Exercise details: Each line of the listing that contains the word "cursor" is to be copied.

>> begin Exercise material

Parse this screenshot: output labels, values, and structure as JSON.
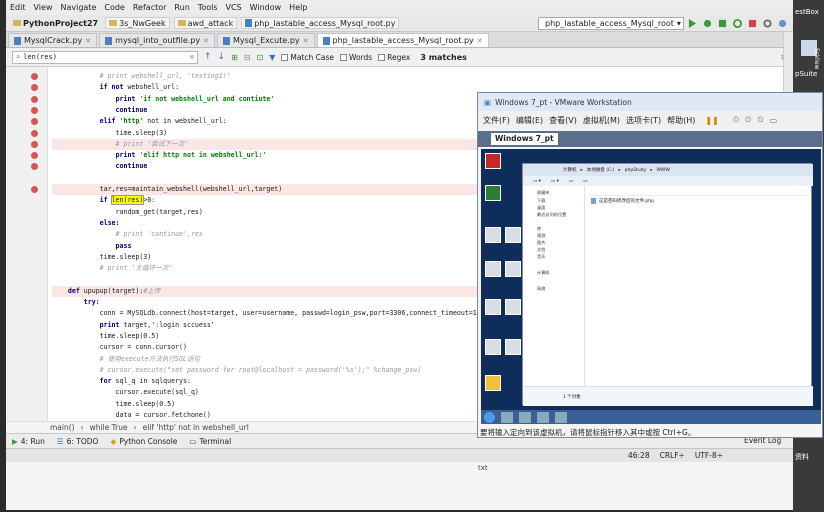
{
  "menu": [
    "Edit",
    "View",
    "Navigate",
    "Code",
    "Refactor",
    "Run",
    "Tools",
    "VCS",
    "Window",
    "Help"
  ],
  "breadcrumbs": [
    "PythonProject27",
    "3s_NwGeek",
    "awd_attack",
    "php_lastable_access_Mysql_root.py"
  ],
  "run_config": "php_lastable_access_Mysql_root",
  "tabs": [
    "MysqlCrack.py",
    "mysql_into_outfile.py",
    "Mysql_Excute.py",
    "php_lastable_access_Mysql_root.py"
  ],
  "find": {
    "query": "len(res)",
    "match_case": "Match Case",
    "words": "Words",
    "regex": "Regex",
    "matches": "3 matches"
  },
  "code": [
    {
      "ind": "            ",
      "cm": "# print webshell_url, 'testing1!'"
    },
    {
      "ind": "            ",
      "kw": "if not ",
      "rest": "webshell_url:"
    },
    {
      "ind": "                ",
      "kw": "print ",
      "st": "'if not webshell_url and contiute'"
    },
    {
      "ind": "                ",
      "kw": "continue"
    },
    {
      "ind": "            ",
      "kw": "elif ",
      "st": "'http'",
      "rest": " not in webshell_url:"
    },
    {
      "ind": "                ",
      "rest": "time.sleep(3)"
    },
    {
      "ind": "                ",
      "cm": "# print '尝试下一次'"
    },
    {
      "ind": "                ",
      "kw": "print ",
      "st": "'elif http not in webshell_url:'"
    },
    {
      "ind": "                ",
      "kw": "continue"
    },
    {
      "ind": "",
      "rest": ""
    },
    {
      "ind": "            ",
      "rest": "tar,res=maintain_webshell(webshell_url,target)"
    },
    {
      "ind": "            ",
      "kw": "if ",
      "find": "len(res)",
      "rest": ">0:"
    },
    {
      "ind": "                ",
      "rest": "random_get(target,res)"
    },
    {
      "ind": "            ",
      "kw": "else:"
    },
    {
      "ind": "                ",
      "cm": "# print 'continue',res"
    },
    {
      "ind": "                ",
      "kw": "pass"
    },
    {
      "ind": "            ",
      "rest": "time.sleep(3)"
    },
    {
      "ind": "            ",
      "cm": "# print '主循环一次'"
    },
    {
      "ind": "",
      "rest": ""
    },
    {
      "ind": "    ",
      "kw": "def ",
      "rest": "upupup(target):",
      "cm": "#上传"
    },
    {
      "ind": "        ",
      "kw": "try:"
    },
    {
      "ind": "            ",
      "rest": "conn = MySQLdb.connect(host=target, user=username, passwd=login_psw,port=3306,connect_timeout=1)"
    },
    {
      "ind": "            ",
      "kw": "print ",
      "rest": "target,':login sccuess'"
    },
    {
      "ind": "            ",
      "rest": "time.sleep(0.5)"
    },
    {
      "ind": "            ",
      "rest": "cursor = conn.cursor()"
    },
    {
      "ind": "            ",
      "cm": "# 使用execute方法执行SQL语句"
    },
    {
      "ind": "            ",
      "cm": "# cursor.execute(\"set password for root@localhost = password('%s');\" %change_psw)"
    },
    {
      "ind": "            ",
      "kw": "for ",
      "rest": "sql_q in sqlquerys:"
    },
    {
      "ind": "                ",
      "rest": "cursor.execute(sql_q)"
    },
    {
      "ind": "                ",
      "rest": "time.sleep(0.5)"
    },
    {
      "ind": "                ",
      "rest": "data = cursor.fetchone()"
    }
  ],
  "code_crumb": [
    "main()",
    "while True",
    "elif 'http' not in webshell_url"
  ],
  "toolwindows": [
    "4: Run",
    "6: TODO",
    "Python Console",
    "Terminal"
  ],
  "status": {
    "pos": "46:28",
    "crlf": "CRLF÷",
    "enc": "UTF-8÷",
    "event_log": "Event Log"
  },
  "vm": {
    "title": "Windows 7_pt - VMware Workstation",
    "menu": [
      "文件(F)",
      "编辑(E)",
      "查看(V)",
      "虚拟机(M)",
      "选项卡(T)",
      "帮助(H)"
    ],
    "tab": "Windows 7_pt",
    "status": "要将输入定向到该虚拟机，请将鼠标指针移入其中或按 Ctrl+G。",
    "address": [
      "计算机",
      "本地磁盘 (C:)",
      "phpStudy",
      "WWW"
    ],
    "nav": [
      "收藏夹",
      "下载",
      "桌面",
      "最近访问的位置",
      "库",
      "视频",
      "图片",
      "文档",
      "音乐",
      "计算机",
      "网络"
    ],
    "file": "这是密码修改后的文件.php",
    "count": "1 个对象"
  },
  "desk_right": [
    "estBox",
    "ScView",
    "pSuite",
    "资料"
  ],
  "under_text": "txt",
  "colors": {
    "breakpoint": "#d9534f",
    "find_hl": "#ffff00",
    "vm_tab": "#5b6e8c"
  }
}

>> end Exercise material

Written answer:
      "rest": "cursor = conn.cursor()"
      "cm": "# cursor.execute(\"set password for root@localhost = password('%s');\" %change_psw)"
      "rest": "cursor.execute(sql_q)"
      "rest": "data = cursor.fetchone()"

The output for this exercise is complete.